* _WRITTEN REQUEST_: Report each line of the records that contains the word "NDTV", copying every such line in full.
>>>>>
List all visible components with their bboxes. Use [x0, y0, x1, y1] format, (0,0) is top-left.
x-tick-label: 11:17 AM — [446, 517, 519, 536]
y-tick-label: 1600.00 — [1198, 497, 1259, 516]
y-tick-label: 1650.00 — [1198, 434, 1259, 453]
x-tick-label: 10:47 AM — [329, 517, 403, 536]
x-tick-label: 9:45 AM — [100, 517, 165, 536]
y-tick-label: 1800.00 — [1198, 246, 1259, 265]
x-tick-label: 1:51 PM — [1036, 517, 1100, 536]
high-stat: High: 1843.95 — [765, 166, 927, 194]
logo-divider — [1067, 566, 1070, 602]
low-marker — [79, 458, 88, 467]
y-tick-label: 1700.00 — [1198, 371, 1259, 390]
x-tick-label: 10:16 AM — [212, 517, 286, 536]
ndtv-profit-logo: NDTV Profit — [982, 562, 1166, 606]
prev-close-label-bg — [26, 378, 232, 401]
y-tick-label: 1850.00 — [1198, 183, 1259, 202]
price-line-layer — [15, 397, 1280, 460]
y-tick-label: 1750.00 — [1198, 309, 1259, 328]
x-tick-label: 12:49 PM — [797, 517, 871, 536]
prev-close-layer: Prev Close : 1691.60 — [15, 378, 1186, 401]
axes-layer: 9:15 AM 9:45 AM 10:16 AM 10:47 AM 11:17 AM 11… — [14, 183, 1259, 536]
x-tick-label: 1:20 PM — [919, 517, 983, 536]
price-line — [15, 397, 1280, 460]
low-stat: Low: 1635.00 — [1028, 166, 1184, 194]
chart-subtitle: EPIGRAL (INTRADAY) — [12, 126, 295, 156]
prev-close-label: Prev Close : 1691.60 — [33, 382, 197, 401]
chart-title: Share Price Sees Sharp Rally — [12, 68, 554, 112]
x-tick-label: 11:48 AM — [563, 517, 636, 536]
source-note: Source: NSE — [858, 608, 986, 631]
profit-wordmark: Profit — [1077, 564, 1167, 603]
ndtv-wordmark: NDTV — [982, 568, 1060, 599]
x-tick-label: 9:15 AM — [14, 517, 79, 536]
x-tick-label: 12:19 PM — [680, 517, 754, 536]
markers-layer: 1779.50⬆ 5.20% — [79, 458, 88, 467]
<<<<<
* _ANSWER TO THIS PROBLEM_:
ndtv-profit-logo: NDTV Profit — [982, 562, 1166, 606]
ndtv-wordmark: NDTV — [982, 568, 1060, 599]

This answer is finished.